**Given problem:** Your job is to retype all of the data word for word, leaving every image out.

[Records from a data collection]

++++++++

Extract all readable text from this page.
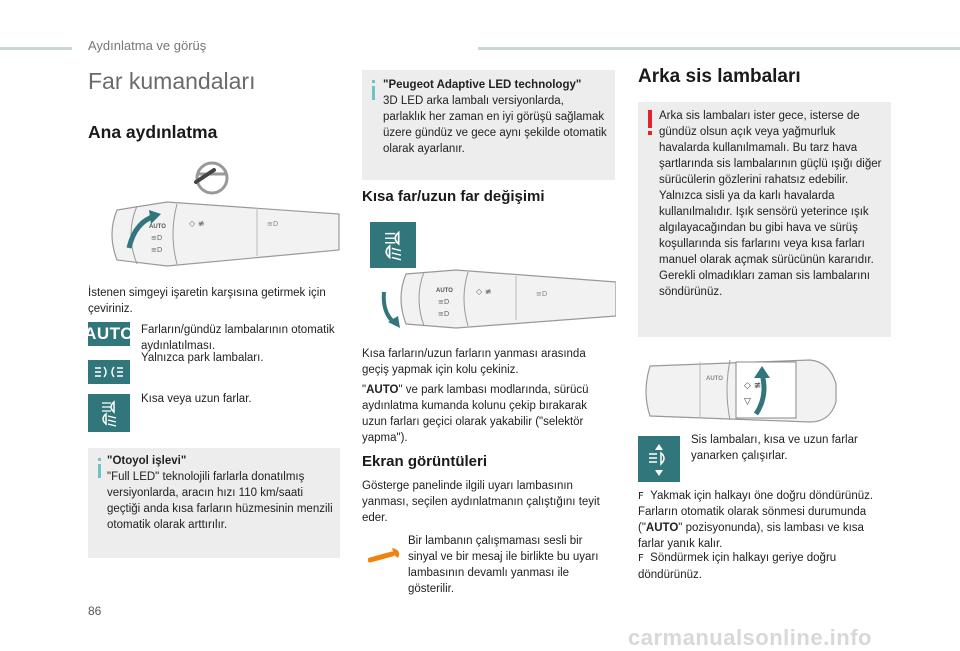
Aydınlatma ve görüş
Far kumandaları
Ana aydınlatma
AUTO
≡D
≡D
◇ ≢	≡D
İstenen simgeyi işaretin karşısına getirmek için çeviriniz.
AUTO Farların/gündüz lambalarının otomatik aydınlatılması.
Yalnızca park lambaları.
Kısa veya uzun farlar.
"Otoyol işlevi"
"Full LED" teknolojili farlarla donatılmış versiyonlarda, aracın hızı 110 km/saati geçtiği anda kısa farların hüzmesinin menzili otomatik olarak arttırılır.
"Peugeot Adaptive LED technology"
3D LED arka lambalı versiyonlarda, parlaklık her zaman en iyi görüşü sağlamak üzere gündüz ve gece aynı şekilde otomatik olarak ayarlanır.
Kısa far/uzun far değişimi
AUTO
≡D
≡D
◇ ≢	≡D
Kısa farların/uzun farların yanması arasında geçiş yapmak için kolu çekiniz.
"AUTO" ve park lambası modlarında, sürücü aydınlatma kumanda kolunu çekip bırakarak uzun farları geçici olarak yakabilir ("selektör yapma").
Ekran görüntüleri
Gösterge panelinde ilgili uyarı lambasının yanması, seçilen aydınlatmanın çalıştığını teyit eder.
Bir lambanın çalışmaması sesli bir sinyal ve bir mesaj ile birlikte bu uyarı lambasının devamlı yanması ile gösterilir.
Arka sis lambaları
Arka sis lambaları ister gece, isterse de gündüz olsun açık veya yağmurluk havalarda kullanılmamalı. Bu tarz hava şartlarında sis lambalarının güçlü ışığı diğer sürücülerin gözlerini rahatsız edebilir. Yalnızca sisli ya da karlı havalarda kullanılmalıdır. Işık sensörü yeterince ışık algılayacağından bu gibi hava ve sürüş koşullarında sis farlarını veya kısa farları manuel olarak açmak sürücünün kararıdır. Gerekli olmadıkları zaman sis lambalarını söndürünüz.
AUTO
◇ ≢
▽
Sis lambaları, kısa ve uzun farlar yanarken çalışırlar.
F Yakmak için halkayı öne doğru döndürünüz.
Farların otomatik olarak sönmesi durumunda ("AUTO" pozisyonunda), sis lambası ve kısa farlar yanık kalır.
F Söndürmek için halkayı geriye doğru döndürünüz.
86
carmanualsonline.info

++++++++

**The reply:**
Extract all readable text from this page.
Aydınlatma ve görüş
Far kumandaları
Ana aydınlatma
AUTO
≡D
≡D
◇ ≢	≡D
İstenen simgeyi işaretin karşısına getirmek için çeviriniz.
AUTO Farların/gündüz lambalarının otomatik aydınlatılması.
Yalnızca park lambaları.
Kısa veya uzun farlar.
"Otoyol işlevi"
"Full LED" teknolojili farlarla donatılmış versiyonlarda, aracın hızı 110 km/saati geçtiği anda kısa farların hüzmesinin menzili otomatik olarak arttırılır.
"Peugeot Adaptive LED technology"
3D LED arka lambalı versiyonlarda, parlaklık her zaman en iyi görüşü sağlamak üzere gündüz ve gece aynı şekilde otomatik olarak ayarlanır.
Kısa far/uzun far değişimi
AUTO
≡D
≡D
◇ ≢	≡D
Kısa farların/uzun farların yanması arasında geçiş yapmak için kolu çekiniz.
"AUTO" ve park lambası modlarında, sürücü aydınlatma kumanda kolunu çekip bırakarak uzun farları geçici olarak yakabilir ("selektör yapma").
Ekran görüntüleri
Gösterge panelinde ilgili uyarı lambasının yanması, seçilen aydınlatmanın çalıştığını teyit eder.
Bir lambanın çalışmaması sesli bir sinyal ve bir mesaj ile birlikte bu uyarı lambasının devamlı yanması ile gösterilir.
Arka sis lambaları
Arka sis lambaları ister gece, isterse de gündüz olsun açık veya yağmurluk havalarda kullanılmamalı. Bu tarz hava şartlarında sis lambalarının güçlü ışığı diğer sürücülerin gözlerini rahatsız edebilir. Yalnızca sisli ya da karlı havalarda kullanılmalıdır. Işık sensörü yeterince ışık algılayacağından bu gibi hava ve sürüş koşullarında sis farlarını veya kısa farları manuel olarak açmak sürücünün kararıdır. Gerekli olmadıkları zaman sis lambalarını söndürünüz.
AUTO
◇ ≢
▽
Sis lambaları, kısa ve uzun farlar yanarken çalışırlar.
F Yakmak için halkayı öne doğru döndürünüz.
Farların otomatik olarak sönmesi durumunda ("AUTO" pozisyonunda), sis lambası ve kısa farlar yanık kalır.
F Söndürmek için halkayı geriye doğru döndürünüz.
86
carmanualsonline.info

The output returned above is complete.